What to do.
Where a line of the listing below includes the word "NORWICH", reproduce that line.

BEGIN

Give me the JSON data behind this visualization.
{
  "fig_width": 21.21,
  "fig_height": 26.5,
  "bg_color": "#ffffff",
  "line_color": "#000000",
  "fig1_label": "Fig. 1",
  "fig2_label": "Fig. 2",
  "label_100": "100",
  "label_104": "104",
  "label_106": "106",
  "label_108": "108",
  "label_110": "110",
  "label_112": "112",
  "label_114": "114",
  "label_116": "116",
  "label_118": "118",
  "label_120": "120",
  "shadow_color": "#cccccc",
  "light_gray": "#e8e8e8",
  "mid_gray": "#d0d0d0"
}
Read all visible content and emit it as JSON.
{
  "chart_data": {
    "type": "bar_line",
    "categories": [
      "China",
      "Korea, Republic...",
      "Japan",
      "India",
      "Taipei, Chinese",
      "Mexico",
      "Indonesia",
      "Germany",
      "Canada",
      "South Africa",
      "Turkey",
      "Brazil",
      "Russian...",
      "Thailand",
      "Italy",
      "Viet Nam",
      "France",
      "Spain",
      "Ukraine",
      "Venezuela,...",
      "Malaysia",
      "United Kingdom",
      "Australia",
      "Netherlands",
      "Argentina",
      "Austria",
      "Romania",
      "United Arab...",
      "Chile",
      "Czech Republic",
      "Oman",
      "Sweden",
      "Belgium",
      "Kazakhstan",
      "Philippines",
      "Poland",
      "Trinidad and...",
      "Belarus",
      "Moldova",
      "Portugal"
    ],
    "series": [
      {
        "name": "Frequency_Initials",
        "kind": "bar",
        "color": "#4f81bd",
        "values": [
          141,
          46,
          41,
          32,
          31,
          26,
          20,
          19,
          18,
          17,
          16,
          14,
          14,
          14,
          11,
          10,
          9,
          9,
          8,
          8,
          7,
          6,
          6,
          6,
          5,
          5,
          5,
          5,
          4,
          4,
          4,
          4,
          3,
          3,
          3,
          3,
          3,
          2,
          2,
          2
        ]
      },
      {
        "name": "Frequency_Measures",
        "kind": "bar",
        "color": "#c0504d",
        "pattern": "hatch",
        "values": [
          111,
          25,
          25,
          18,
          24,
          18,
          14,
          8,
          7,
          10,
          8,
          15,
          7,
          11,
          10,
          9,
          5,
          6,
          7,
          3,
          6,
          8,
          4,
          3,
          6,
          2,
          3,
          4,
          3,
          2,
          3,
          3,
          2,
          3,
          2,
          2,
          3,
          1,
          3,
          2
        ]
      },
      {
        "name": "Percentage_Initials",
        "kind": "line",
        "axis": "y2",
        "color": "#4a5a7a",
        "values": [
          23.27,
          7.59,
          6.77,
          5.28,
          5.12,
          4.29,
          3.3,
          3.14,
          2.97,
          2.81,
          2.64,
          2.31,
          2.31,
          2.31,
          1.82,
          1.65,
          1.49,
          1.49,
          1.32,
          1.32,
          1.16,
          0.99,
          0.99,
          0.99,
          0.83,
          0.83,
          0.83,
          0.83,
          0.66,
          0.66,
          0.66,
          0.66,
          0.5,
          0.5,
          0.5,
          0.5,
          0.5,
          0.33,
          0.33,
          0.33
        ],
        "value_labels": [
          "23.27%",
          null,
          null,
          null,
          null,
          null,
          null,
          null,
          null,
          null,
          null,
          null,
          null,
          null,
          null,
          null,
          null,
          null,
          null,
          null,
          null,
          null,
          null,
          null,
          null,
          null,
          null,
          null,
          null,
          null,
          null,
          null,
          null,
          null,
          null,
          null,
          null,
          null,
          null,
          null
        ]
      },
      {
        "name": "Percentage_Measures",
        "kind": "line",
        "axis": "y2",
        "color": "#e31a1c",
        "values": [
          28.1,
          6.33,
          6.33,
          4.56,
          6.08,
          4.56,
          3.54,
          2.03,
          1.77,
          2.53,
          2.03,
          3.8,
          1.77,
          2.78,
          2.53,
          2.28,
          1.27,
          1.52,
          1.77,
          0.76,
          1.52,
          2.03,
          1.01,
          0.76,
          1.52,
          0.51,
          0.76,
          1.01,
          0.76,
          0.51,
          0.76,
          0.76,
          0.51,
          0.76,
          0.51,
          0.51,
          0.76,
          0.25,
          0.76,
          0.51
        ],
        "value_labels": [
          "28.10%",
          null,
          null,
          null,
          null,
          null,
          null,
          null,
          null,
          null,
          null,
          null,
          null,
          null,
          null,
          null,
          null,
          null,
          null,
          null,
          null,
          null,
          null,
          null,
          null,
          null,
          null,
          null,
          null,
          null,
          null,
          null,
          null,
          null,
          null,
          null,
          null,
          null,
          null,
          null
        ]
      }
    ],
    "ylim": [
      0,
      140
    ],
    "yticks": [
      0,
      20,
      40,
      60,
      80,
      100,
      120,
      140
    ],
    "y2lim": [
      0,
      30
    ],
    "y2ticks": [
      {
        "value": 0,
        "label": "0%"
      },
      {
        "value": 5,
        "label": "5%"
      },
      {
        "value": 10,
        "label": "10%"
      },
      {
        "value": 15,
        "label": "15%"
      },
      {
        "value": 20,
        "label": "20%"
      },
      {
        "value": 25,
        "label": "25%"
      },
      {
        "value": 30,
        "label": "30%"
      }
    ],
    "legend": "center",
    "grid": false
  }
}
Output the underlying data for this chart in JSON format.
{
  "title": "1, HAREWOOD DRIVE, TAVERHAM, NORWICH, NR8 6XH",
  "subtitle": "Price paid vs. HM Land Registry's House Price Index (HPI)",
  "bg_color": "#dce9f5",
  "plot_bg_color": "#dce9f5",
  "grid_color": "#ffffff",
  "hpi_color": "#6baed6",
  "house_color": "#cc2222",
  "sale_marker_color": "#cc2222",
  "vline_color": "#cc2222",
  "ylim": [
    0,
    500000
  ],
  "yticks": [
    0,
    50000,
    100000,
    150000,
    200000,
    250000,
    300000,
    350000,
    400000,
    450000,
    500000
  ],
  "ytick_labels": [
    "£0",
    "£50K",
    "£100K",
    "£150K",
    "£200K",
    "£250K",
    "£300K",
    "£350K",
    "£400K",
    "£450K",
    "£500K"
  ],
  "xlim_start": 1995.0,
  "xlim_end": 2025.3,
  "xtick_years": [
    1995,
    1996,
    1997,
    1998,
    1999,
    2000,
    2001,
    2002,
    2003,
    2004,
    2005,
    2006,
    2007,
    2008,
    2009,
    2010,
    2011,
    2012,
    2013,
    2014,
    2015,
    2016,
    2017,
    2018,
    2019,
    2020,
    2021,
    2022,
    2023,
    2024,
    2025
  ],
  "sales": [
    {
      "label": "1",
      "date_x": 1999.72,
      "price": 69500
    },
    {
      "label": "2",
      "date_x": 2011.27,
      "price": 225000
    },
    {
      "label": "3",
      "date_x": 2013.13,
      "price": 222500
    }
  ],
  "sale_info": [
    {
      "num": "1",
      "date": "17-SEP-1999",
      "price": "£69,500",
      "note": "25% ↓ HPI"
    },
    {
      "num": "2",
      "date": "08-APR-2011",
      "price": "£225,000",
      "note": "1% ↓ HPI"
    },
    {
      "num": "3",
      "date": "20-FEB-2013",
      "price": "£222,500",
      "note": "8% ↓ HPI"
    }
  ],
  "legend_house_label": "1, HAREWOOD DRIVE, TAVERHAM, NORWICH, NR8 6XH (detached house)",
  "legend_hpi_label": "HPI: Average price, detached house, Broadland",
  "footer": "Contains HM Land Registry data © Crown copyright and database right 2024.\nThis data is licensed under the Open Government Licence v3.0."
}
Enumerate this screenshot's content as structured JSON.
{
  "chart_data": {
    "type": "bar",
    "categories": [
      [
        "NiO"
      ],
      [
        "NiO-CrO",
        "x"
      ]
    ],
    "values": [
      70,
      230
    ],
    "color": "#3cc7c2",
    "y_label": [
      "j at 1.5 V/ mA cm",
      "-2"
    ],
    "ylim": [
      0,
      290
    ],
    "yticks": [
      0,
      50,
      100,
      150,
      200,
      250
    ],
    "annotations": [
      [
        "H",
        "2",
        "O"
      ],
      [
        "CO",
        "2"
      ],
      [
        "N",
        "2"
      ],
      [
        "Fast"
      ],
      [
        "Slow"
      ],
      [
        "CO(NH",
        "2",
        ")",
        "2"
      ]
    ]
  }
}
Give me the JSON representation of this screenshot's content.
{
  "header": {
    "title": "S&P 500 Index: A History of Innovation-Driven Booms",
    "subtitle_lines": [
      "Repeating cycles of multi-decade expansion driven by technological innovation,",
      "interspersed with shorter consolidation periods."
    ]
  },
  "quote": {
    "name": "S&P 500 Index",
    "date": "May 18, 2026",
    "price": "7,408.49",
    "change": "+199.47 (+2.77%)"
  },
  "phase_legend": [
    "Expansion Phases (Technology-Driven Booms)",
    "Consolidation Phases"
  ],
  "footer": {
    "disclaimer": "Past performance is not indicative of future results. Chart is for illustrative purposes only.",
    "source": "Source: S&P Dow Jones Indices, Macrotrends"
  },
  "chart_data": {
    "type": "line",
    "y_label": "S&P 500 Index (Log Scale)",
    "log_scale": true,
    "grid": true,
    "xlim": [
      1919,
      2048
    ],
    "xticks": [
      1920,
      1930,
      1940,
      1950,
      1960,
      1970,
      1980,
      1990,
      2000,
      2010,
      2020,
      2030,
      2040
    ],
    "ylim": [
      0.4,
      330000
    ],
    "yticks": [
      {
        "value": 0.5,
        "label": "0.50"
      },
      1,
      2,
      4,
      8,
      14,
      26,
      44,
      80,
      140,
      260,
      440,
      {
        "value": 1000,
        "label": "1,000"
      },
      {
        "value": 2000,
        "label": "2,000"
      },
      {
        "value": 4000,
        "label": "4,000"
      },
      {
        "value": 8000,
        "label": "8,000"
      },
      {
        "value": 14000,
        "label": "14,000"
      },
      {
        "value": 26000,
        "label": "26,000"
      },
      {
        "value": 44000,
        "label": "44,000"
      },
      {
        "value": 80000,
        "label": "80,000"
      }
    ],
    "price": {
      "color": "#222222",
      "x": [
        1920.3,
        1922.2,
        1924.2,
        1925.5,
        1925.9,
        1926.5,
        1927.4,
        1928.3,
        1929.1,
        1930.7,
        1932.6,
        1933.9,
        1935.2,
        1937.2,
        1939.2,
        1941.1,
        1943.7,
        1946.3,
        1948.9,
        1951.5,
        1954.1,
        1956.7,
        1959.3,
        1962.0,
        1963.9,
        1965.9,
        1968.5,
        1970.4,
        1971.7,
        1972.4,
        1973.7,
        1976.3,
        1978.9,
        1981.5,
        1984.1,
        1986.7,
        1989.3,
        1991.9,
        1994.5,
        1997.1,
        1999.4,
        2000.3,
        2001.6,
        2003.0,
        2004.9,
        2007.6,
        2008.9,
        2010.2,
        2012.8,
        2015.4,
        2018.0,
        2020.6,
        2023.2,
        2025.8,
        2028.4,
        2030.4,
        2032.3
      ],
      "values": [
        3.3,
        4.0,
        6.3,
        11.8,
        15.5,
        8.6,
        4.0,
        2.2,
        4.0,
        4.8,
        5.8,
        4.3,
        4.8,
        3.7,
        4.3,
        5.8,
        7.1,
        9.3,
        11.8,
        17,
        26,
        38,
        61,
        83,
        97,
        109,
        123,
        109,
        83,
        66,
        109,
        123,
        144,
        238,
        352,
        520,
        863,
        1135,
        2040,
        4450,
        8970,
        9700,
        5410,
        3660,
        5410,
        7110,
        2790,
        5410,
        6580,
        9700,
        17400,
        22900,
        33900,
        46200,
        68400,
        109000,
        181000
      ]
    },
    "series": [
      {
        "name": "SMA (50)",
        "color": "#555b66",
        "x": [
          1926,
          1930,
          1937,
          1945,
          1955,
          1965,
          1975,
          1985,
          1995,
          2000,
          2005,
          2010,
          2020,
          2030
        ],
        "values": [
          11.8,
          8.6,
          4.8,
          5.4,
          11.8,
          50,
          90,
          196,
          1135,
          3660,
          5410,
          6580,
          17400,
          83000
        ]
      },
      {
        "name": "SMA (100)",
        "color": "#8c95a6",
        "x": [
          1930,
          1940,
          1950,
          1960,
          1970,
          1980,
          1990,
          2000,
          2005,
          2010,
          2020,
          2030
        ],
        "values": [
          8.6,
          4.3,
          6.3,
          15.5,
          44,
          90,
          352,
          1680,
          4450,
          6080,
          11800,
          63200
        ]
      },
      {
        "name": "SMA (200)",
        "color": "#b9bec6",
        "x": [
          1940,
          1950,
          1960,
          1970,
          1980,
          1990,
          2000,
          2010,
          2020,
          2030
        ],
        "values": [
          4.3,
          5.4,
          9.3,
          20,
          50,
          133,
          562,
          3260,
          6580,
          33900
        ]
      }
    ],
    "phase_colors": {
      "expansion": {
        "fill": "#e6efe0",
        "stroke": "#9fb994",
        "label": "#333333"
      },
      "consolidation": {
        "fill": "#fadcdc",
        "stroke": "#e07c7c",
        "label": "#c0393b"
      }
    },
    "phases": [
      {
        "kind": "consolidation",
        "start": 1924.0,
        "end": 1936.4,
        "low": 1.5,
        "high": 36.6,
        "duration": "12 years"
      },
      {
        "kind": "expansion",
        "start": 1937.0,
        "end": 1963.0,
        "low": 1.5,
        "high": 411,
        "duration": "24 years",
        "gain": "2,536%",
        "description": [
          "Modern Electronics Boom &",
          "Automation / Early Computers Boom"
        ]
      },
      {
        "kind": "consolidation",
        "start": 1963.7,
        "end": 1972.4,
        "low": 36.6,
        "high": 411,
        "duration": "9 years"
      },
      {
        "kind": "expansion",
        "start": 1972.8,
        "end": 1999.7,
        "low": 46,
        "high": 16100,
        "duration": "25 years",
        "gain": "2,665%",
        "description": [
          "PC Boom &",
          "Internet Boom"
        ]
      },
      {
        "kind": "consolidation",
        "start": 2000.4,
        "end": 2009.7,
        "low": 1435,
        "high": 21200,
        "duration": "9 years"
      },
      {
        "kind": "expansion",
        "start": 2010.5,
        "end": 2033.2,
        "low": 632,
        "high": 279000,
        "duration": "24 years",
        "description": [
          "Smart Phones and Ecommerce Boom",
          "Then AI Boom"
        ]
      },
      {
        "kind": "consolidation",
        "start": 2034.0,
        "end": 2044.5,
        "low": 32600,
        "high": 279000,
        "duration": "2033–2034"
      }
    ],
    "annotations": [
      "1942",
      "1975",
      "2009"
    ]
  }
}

END

Correct response.
  "title": "1, HAREWOOD DRIVE, TAVERHAM, NORWICH, NR8 6XH",
  "legend_house_label": "1, HAREWOOD DRIVE, TAVERHAM, NORWICH, NR8 6XH (detached house)",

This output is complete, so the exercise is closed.